Region annotation listing>
☆ ☆ ☆ ☆

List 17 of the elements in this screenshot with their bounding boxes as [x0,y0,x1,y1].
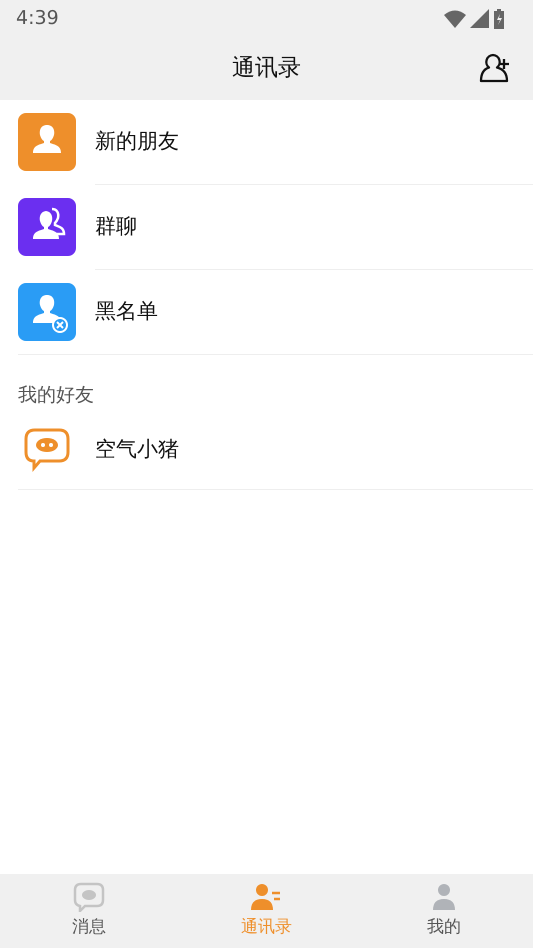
friend-name: 空气小猪 [95,436,179,464]
entry-label: 新的朋友 [95,128,179,156]
section-title: 我的好友 [17,383,95,408]
tab[interactable]: 消息 [0,874,178,948]
entry-label: 群聊 [95,213,137,240]
chat-icon [72,882,106,912]
page-title: 通讯录 [232,54,301,84]
entry-label: 黑名单 [95,298,158,326]
friend-row[interactable]: 空气小猪 [0,411,533,489]
contact-menu-row[interactable]: 群聊 [0,185,533,269]
battery-icon [493,8,505,28]
signal-icon [470,9,489,28]
wifi-icon [444,10,466,28]
contact-menu-row[interactable]: 黑名单 [0,270,533,354]
tab[interactable]: 我的 [355,874,533,948]
status-time: 4:39 [16,6,59,32]
contact-menu-row[interactable]: 新的朋友 [0,100,533,184]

☆ ☆ ☆ ☆

WRITTEN TASK>
Reproduce the listing above line for line, leaving out the pictures.

PROBLEM SOLUTION>
List 17 of the elements in this screenshot with their bounding boxes as [x0,y0,x1,y1].
friend-name: 空气小猪 [95,436,179,464]
entry-label: 新的朋友 [95,128,179,156]
section-title: 我的好友 [17,383,95,408]
tab[interactable]: 消息 [0,874,178,948]
entry-label: 群聊 [95,213,137,240]
chat-icon [72,882,106,912]
page-title: 通讯录 [232,54,301,84]
entry-label: 黑名单 [95,298,158,326]
friend-row[interactable]: 空气小猪 [0,411,533,489]
contact-menu-row[interactable]: 群聊 [0,185,533,269]
battery-icon [493,8,505,28]
signal-icon [470,9,489,28]
wifi-icon [444,10,466,28]
contact-menu-row[interactable]: 黑名单 [0,270,533,354]
tab[interactable]: 我的 [355,874,533,948]
status-time: 4:39 [16,6,59,32]
contact-menu-row[interactable]: 新的朋友 [0,100,533,184]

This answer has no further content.